#### Instructions for the task:
The records below must be copied in full; omit the images.

#### Extracted material:
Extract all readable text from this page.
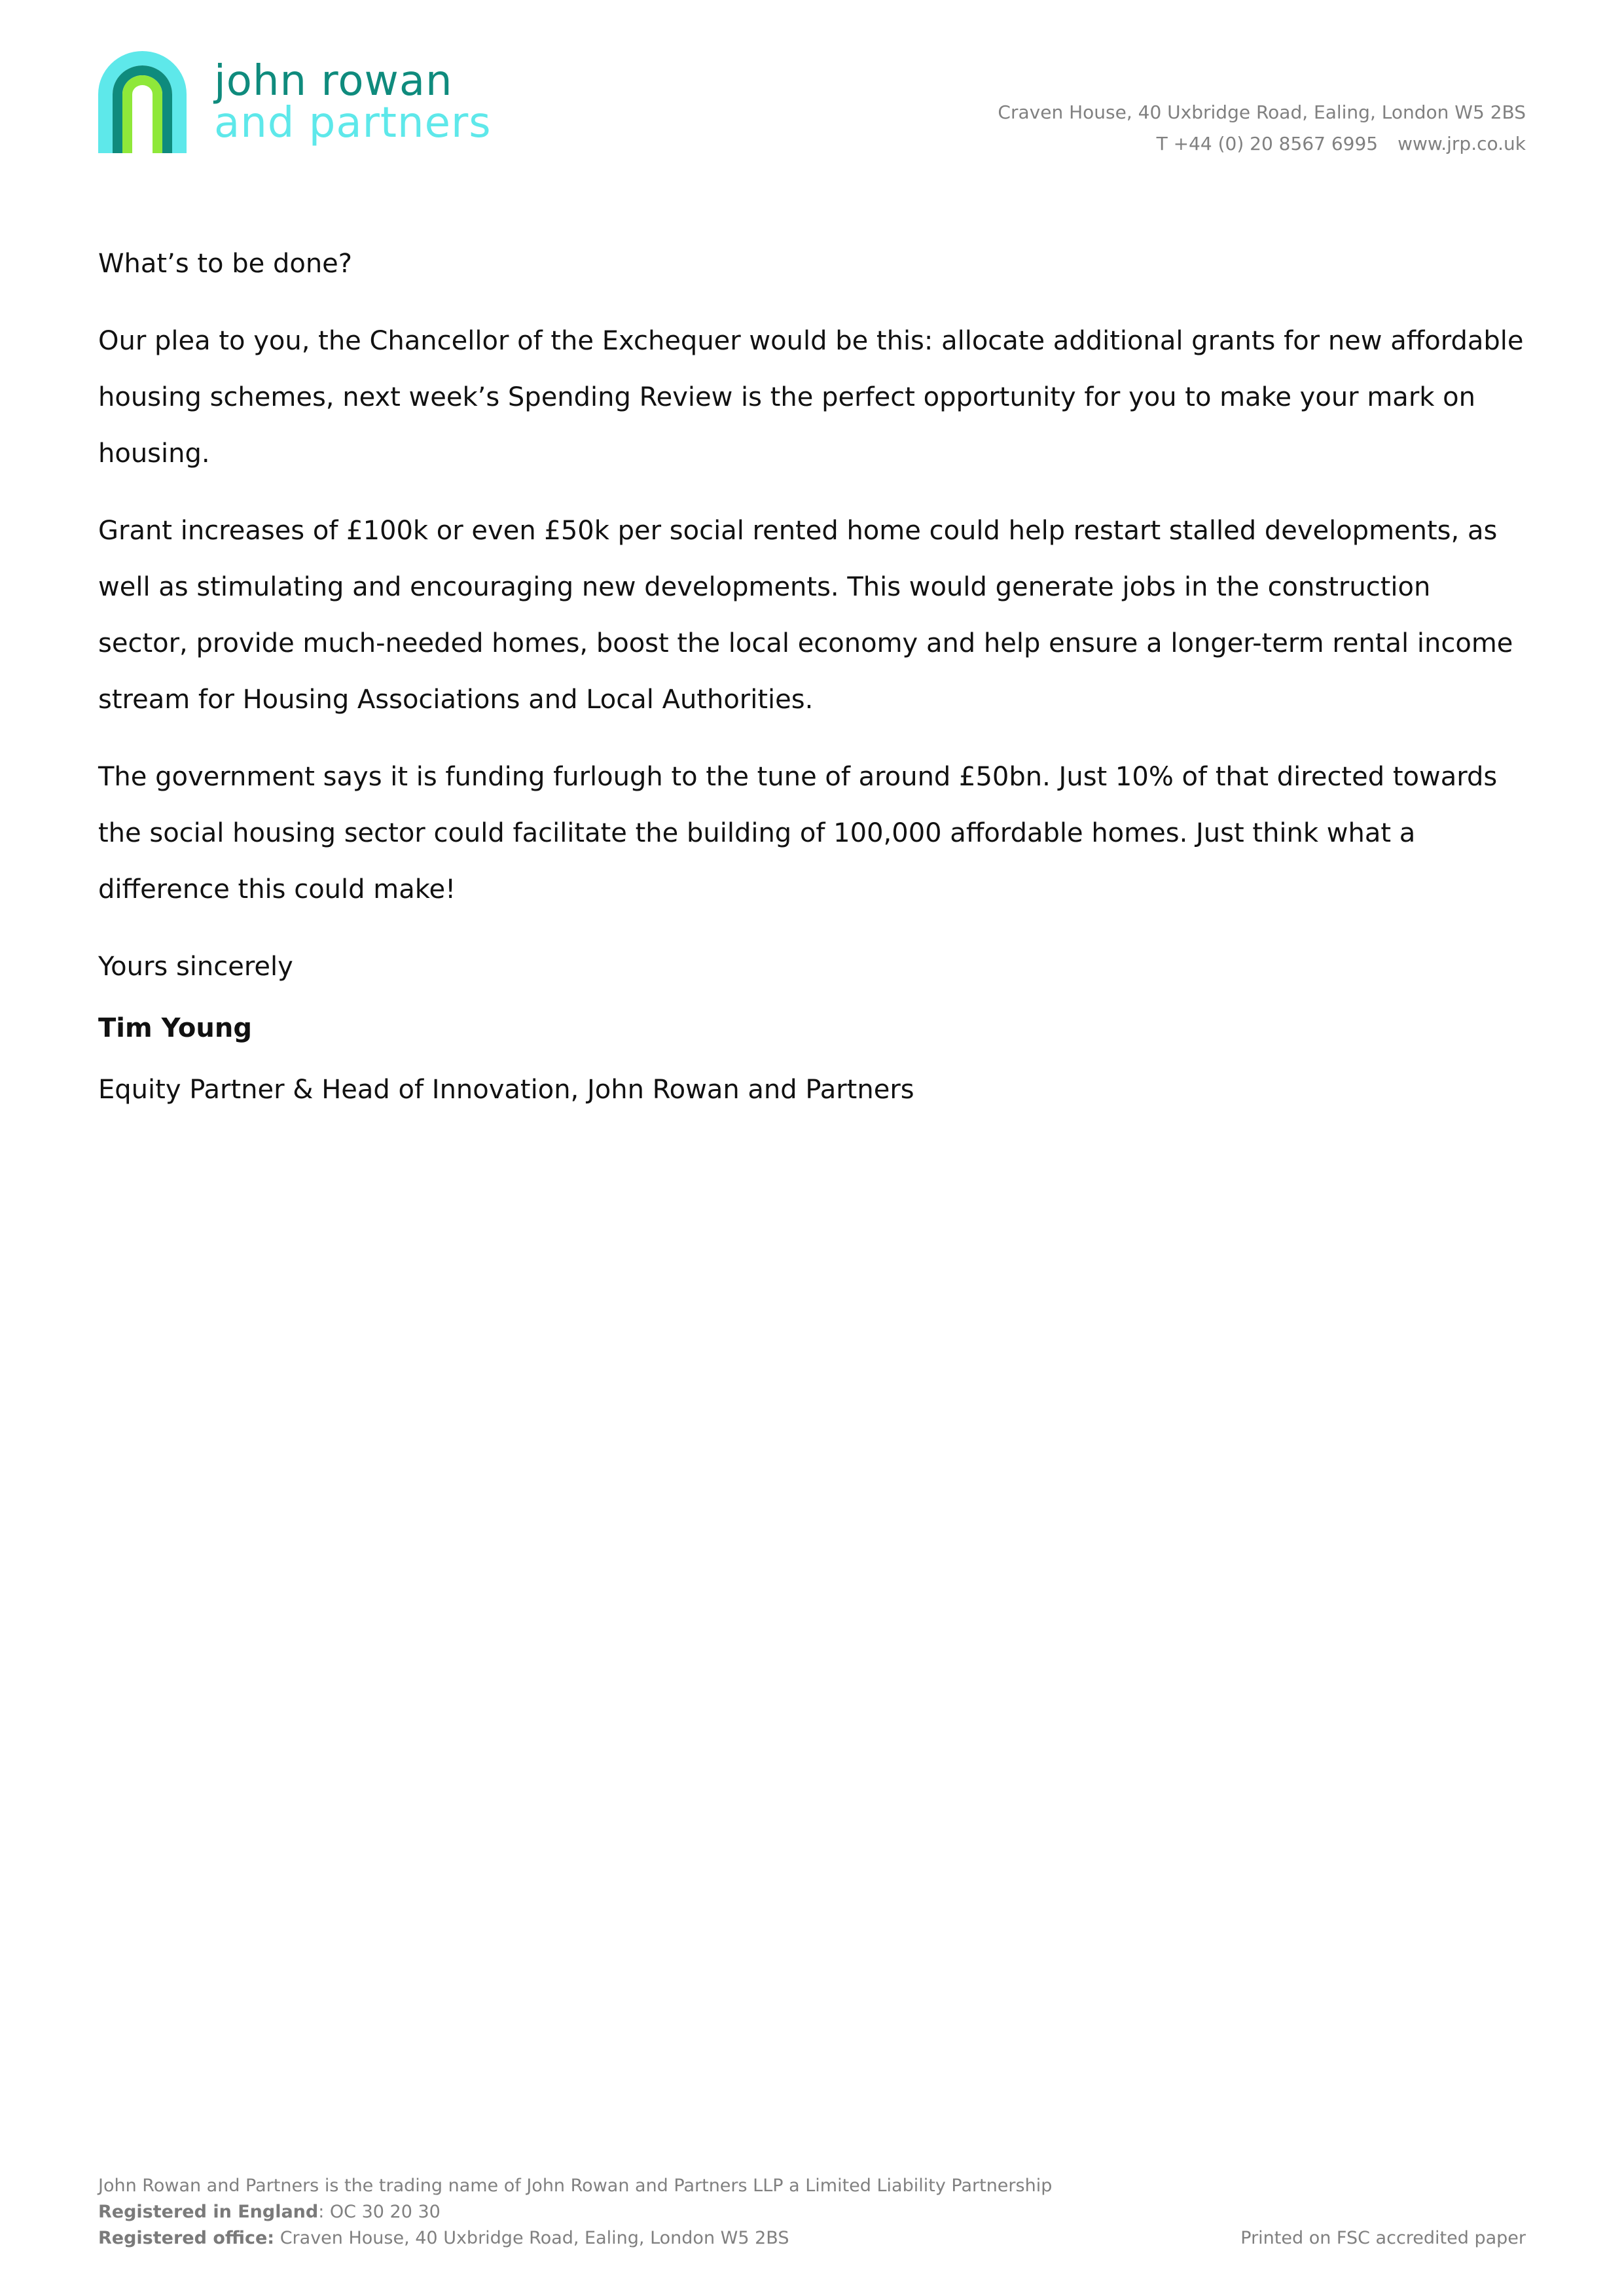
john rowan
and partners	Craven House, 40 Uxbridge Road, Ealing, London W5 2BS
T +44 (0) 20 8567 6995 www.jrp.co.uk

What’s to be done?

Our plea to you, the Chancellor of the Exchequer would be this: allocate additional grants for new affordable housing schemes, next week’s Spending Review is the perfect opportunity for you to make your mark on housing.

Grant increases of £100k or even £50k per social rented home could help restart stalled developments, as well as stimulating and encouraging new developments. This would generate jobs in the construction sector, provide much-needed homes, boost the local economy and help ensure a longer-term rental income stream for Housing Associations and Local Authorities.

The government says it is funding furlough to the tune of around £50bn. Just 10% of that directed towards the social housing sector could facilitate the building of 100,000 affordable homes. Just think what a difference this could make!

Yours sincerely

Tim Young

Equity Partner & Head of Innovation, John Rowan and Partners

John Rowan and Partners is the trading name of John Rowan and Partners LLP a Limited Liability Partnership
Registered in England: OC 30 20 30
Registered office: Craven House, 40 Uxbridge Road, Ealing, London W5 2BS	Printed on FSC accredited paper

#### Complete answer:
Extract all readable text from this page.
john rowan
and partners	Craven House, 40 Uxbridge Road, Ealing, London W5 2BS
T +44 (0) 20 8567 6995 www.jrp.co.uk

What’s to be done?

Our plea to you, the Chancellor of the Exchequer would be this: allocate additional grants for new affordable housing schemes, next week’s Spending Review is the perfect opportunity for you to make your mark on housing.

Grant increases of £100k or even £50k per social rented home could help restart stalled developments, as well as stimulating and encouraging new developments. This would generate jobs in the construction sector, provide much-needed homes, boost the local economy and help ensure a longer-term rental income stream for Housing Associations and Local Authorities.

The government says it is funding furlough to the tune of around £50bn. Just 10% of that directed towards the social housing sector could facilitate the building of 100,000 affordable homes. Just think what a difference this could make!

Yours sincerely

Tim Young

Equity Partner & Head of Innovation, John Rowan and Partners

John Rowan and Partners is the trading name of John Rowan and Partners LLP a Limited Liability Partnership
Registered in England: OC 30 20 30
Registered office: Craven House, 40 Uxbridge Road, Ealing, London W5 2BS	Printed on FSC accredited paper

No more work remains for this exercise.